日本食品科学工学会第71回大会

講演情報

一般講演

A 食品成分,食品分析(Food Ingredients, Food Analysis)

[2Cp] 食品分析

2024年8月30日(金) 15:00 〜 18:00 C会場 (3F N323 )

座長:氏田 稔(名城大学)、谷 史人(京都大学)、加藤 毅(日本食品分析センター)

16:30 〜 16:45

[2Cp-07] 近赤外線分析を利用したじゃがいも含有グリコアルカロイド量の測定方法の検討

*高見 かれん1、小木曽 加奈1,2 (1. 長野県立大学大学院健康栄養科学研究科、2. 長野県立大学健康発達学部)
━━━━━━━━━━━━━━━━━━━━
課題
講演情報の提示文のうち、「2024年8月30日(金) 15:00 〜」から「(1. 長野県立大学大学院健康栄養科学研究科、2. 長野県立大学健康発達学部)」までの部分を、両端の語句も含めて一字一句変えずに返してください。

情報
━━━━━━━━━━━━━━━━━━━━
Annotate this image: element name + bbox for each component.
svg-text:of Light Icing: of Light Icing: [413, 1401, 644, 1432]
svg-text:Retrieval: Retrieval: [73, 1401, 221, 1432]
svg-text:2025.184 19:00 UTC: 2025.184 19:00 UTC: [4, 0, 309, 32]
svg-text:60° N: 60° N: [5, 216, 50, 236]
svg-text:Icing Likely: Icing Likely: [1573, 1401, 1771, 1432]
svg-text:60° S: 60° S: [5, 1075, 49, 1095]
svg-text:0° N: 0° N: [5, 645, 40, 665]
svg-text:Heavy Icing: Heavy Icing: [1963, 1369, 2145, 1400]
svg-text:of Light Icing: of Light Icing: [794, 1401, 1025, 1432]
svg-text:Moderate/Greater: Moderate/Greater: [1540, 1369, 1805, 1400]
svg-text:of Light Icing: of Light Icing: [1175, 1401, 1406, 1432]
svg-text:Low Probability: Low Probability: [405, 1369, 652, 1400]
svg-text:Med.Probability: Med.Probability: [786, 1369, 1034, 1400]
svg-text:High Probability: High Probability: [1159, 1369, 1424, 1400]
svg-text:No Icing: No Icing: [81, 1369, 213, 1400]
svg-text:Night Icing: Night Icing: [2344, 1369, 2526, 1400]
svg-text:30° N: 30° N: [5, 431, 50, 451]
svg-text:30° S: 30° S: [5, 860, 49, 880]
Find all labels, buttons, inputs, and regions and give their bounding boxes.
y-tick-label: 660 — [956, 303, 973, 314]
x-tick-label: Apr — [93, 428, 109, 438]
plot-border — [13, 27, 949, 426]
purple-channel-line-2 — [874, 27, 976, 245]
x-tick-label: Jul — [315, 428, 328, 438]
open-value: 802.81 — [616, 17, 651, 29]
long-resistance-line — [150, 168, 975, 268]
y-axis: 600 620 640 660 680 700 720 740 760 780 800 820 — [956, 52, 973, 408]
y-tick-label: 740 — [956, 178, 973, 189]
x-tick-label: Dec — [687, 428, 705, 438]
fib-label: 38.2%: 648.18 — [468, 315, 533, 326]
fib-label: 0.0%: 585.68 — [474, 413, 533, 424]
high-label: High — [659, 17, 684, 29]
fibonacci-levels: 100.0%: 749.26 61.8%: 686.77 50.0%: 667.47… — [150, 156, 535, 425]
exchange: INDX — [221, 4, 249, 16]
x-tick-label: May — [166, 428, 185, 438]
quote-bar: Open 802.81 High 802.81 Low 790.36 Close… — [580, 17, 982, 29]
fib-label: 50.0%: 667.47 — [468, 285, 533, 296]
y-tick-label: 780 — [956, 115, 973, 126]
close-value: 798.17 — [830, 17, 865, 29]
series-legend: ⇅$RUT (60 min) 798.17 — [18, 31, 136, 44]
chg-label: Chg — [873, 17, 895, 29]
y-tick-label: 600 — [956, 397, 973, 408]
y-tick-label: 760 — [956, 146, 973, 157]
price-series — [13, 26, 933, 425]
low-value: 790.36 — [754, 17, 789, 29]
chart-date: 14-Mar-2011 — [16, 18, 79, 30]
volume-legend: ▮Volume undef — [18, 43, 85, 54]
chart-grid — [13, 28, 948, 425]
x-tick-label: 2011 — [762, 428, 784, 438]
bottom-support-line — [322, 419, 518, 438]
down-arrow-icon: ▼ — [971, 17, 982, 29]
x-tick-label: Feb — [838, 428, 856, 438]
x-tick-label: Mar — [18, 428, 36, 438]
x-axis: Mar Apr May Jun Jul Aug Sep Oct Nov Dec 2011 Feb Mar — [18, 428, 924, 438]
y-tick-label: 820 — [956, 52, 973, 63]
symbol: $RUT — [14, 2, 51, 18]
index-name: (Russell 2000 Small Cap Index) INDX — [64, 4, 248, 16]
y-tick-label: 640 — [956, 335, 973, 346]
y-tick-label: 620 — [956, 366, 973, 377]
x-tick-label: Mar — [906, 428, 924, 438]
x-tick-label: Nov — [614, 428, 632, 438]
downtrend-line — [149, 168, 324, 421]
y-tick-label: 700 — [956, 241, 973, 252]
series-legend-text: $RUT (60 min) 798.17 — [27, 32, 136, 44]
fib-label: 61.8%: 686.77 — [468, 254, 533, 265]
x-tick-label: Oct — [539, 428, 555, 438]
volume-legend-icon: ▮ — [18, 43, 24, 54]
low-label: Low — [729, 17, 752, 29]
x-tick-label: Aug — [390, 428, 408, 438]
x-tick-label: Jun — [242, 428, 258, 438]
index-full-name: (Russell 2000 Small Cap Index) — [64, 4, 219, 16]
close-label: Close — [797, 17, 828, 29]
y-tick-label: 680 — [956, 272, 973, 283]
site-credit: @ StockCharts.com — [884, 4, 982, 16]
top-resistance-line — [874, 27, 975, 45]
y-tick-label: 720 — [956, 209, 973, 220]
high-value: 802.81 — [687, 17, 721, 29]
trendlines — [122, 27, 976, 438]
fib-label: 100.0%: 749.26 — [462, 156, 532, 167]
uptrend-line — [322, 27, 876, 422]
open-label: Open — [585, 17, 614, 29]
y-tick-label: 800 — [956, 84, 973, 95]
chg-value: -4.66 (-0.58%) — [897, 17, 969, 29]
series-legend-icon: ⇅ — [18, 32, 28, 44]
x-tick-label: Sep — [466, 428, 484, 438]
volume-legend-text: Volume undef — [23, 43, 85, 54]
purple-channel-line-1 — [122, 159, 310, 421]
━━━━━━━━━━━━━━━━━━━━
解答
2024年8月30日(金) 15:00 〜 18:00 C会場 (3F N323 )

座長:氏田 稔(名城大学)、谷 史人(京都大学)、加藤 毅(日本食品分析センター)

16:30 〜 16:45

[2Cp-07] 近赤外線分析を利用したじゃがいも含有グリコアルカロイド量の測定方法の検討

*高見 かれん1、小木曽 加奈1,2 (1. 長野県立大学大学院健康栄養科学研究科、2. 長野県立大学健康発達学部)